> STATED PROBLEM: Copy every line of the records below that holds the word "icon".

Stored data
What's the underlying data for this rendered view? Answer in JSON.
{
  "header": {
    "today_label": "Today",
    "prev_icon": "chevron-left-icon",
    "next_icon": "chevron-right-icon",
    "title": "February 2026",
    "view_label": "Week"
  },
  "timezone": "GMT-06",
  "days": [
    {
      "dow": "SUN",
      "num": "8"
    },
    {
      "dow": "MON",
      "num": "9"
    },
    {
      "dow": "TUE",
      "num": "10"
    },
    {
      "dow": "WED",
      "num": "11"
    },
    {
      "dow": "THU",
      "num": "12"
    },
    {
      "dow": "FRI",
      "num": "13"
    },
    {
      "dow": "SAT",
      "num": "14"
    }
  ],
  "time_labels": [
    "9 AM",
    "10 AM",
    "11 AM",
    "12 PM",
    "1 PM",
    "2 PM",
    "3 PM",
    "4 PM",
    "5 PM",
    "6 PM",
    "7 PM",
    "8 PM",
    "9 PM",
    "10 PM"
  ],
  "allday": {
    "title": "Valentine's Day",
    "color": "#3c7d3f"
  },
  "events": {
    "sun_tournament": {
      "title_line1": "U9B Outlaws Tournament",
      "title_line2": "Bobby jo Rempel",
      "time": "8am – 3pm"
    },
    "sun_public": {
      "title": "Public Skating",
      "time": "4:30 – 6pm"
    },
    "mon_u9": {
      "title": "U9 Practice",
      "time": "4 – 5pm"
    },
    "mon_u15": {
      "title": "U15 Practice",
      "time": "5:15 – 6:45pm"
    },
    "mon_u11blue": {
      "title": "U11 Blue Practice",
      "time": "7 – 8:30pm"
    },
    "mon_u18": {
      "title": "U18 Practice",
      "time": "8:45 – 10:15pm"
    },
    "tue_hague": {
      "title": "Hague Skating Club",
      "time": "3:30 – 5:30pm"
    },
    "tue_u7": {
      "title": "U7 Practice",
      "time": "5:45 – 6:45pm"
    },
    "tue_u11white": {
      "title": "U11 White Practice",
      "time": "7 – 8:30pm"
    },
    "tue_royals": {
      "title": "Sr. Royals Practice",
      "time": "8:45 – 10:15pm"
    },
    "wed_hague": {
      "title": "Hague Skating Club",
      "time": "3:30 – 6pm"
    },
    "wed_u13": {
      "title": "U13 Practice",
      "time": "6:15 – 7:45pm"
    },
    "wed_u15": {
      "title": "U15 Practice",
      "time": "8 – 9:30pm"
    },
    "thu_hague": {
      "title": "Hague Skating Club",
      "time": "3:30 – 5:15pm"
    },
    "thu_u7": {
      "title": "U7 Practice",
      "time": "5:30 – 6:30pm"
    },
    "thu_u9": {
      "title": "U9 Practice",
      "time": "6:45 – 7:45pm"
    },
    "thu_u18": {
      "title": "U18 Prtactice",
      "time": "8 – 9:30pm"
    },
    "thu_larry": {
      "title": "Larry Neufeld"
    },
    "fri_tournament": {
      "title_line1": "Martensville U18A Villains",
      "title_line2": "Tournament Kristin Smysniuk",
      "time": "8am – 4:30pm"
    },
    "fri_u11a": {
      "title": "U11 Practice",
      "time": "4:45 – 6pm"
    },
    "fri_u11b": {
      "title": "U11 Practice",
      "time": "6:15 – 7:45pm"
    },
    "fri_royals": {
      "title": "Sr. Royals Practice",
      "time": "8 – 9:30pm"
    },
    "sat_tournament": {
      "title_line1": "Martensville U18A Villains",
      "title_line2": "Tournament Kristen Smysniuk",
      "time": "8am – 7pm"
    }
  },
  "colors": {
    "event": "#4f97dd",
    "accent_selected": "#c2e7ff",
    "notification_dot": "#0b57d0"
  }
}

> COMPLETE RESPONSE:
    "prev_icon": "chevron-left-icon",
    "next_icon": "chevron-right-icon",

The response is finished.